> SET EXERCISE
Reproduce this listing in full.

(Rows from a figure dataset)
....

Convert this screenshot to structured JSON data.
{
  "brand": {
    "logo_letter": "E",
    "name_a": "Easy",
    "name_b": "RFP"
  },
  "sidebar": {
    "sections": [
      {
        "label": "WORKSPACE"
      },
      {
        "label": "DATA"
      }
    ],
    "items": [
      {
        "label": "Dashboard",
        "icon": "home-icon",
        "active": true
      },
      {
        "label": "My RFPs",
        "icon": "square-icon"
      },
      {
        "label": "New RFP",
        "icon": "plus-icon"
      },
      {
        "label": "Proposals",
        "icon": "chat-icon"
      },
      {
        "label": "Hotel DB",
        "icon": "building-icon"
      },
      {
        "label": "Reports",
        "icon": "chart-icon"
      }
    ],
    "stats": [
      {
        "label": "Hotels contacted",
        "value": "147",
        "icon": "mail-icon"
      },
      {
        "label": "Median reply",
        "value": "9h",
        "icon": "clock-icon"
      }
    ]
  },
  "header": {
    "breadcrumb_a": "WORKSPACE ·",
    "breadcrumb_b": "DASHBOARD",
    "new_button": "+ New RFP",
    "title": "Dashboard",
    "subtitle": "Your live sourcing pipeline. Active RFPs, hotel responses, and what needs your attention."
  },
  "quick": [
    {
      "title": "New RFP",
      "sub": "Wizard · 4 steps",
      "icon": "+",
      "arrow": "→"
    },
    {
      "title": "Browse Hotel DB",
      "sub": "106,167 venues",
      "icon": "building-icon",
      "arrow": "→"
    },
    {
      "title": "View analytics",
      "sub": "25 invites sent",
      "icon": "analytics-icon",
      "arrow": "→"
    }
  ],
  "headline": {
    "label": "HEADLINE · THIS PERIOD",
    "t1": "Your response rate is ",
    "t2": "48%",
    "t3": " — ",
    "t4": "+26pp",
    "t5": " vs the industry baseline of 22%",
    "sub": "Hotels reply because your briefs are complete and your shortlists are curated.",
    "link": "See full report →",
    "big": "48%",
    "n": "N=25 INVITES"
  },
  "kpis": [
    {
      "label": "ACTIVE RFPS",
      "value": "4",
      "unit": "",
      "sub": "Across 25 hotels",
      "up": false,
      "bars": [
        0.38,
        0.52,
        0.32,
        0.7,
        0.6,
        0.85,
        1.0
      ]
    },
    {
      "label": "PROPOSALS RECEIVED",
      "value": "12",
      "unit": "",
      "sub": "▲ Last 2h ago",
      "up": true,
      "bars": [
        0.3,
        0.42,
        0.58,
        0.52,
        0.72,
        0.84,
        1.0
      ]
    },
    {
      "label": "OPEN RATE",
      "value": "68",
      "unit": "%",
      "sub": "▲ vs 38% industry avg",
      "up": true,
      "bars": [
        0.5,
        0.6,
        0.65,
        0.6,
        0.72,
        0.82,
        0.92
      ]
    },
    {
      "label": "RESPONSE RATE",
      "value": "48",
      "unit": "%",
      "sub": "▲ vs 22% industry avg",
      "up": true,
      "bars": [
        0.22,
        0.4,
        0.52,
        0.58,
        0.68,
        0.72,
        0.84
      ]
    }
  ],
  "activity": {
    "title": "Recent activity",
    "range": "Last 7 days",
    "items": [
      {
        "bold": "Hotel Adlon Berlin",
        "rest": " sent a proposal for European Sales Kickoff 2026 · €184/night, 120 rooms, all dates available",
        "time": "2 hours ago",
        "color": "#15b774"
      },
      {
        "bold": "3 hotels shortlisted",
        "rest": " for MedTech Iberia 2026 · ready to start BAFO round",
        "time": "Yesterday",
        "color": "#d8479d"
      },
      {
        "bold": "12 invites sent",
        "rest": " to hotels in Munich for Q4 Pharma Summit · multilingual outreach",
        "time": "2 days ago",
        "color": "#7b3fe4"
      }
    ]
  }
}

....

> RESULT OF THE EXERCISE
Convert this screenshot to structured JSON data.
{
  "brand": {
    "logo_letter": "E",
    "name_a": "Easy",
    "name_b": "RFP"
  },
  "sidebar": {
    "sections": [
      {
        "label": "WORKSPACE"
      },
      {
        "label": "DATA"
      }
    ],
    "items": [
      {
        "label": "Dashboard",
        "icon": "home-icon",
        "active": true
      },
      {
        "label": "My RFPs",
        "icon": "square-icon"
      },
      {
        "label": "New RFP",
        "icon": "plus-icon"
      },
      {
        "label": "Proposals",
        "icon": "chat-icon"
      },
      {
        "label": "Hotel DB",
        "icon": "building-icon"
      },
      {
        "label": "Reports",
        "icon": "chart-icon"
      }
    ],
    "stats": [
      {
        "label": "Hotels contacted",
        "value": "147",
        "icon": "mail-icon"
      },
      {
        "label": "Median reply",
        "value": "9h",
        "icon": "clock-icon"
      }
    ]
  },
  "header": {
    "breadcrumb_a": "WORKSPACE ·",
    "breadcrumb_b": "DASHBOARD",
    "new_button": "+ New RFP",
    "title": "Dashboard",
    "subtitle": "Your live sourcing pipeline. Active RFPs, hotel responses, and what needs your attention."
  },
  "quick": [
    {
      "title": "New RFP",
      "sub": "Wizard · 4 steps",
      "icon": "+",
      "arrow": "→"
    },
    {
      "title": "Browse Hotel DB",
      "sub": "106,167 venues",
      "icon": "building-icon",
      "arrow": "→"
    },
    {
      "title": "View analytics",
      "sub": "25 invites sent",
      "icon": "analytics-icon",
      "arrow": "→"
    }
  ],
  "headline": {
    "label": "HEADLINE · THIS PERIOD",
    "t1": "Your response rate is ",
    "t2": "48%",
    "t3": " — ",
    "t4": "+26pp",
    "t5": " vs the industry baseline of 22%",
    "sub": "Hotels reply because your briefs are complete and your shortlists are curated.",
    "link": "See full report →",
    "big": "48%",
    "n": "N=25 INVITES"
  },
  "kpis": [
    {
      "label": "ACTIVE RFPS",
      "value": "4",
      "unit": "",
      "sub": "Across 25 hotels",
      "up": false,
      "bars": [
        0.38,
        0.52,
        0.32,
        0.7,
        0.6,
        0.85,
        1.0
      ]
    },
    {
      "label": "PROPOSALS RECEIVED",
      "value": "12",
      "unit": "",
      "sub": "▲ Last 2h ago",
      "up": true,
      "bars": [
        0.3,
        0.42,
        0.58,
        0.52,
        0.72,
        0.84,
        1.0
      ]
    },
    {
      "label": "OPEN RATE",
      "value": "68",
      "unit": "%",
      "sub": "▲ vs 38% industry avg",
      "up": true,
      "bars": [
        0.5,
        0.6,
        0.65,
        0.6,
        0.72,
        0.82,
        0.92
      ]
    },
    {
      "label": "RESPONSE RATE",
      "value": "48",
      "unit": "%",
      "sub": "▲ vs 22% industry avg",
      "up": true,
      "bars": [
        0.22,
        0.4,
        0.52,
        0.58,
        0.68,
        0.72,
        0.84
      ]
    }
  ],
  "activity": {
    "title": "Recent activity",
    "range": "Last 7 days",
    "items": [
      {
        "bold": "Hotel Adlon Berlin",
        "rest": " sent a proposal for European Sales Kickoff 2026 · €184/night, 120 rooms, all dates available",
        "time": "2 hours ago",
        "color": "#15b774"
      },
      {
        "bold": "3 hotels shortlisted",
        "rest": " for MedTech Iberia 2026 · ready to start BAFO round",
        "time": "Yesterday",
        "color": "#d8479d"
      },
      {
        "bold": "12 invites sent",
        "rest": " to hotels in Munich for Q4 Pharma Summit · multilingual outreach",
        "time": "2 days ago",
        "color": "#7b3fe4"
      }
    ]
  }
}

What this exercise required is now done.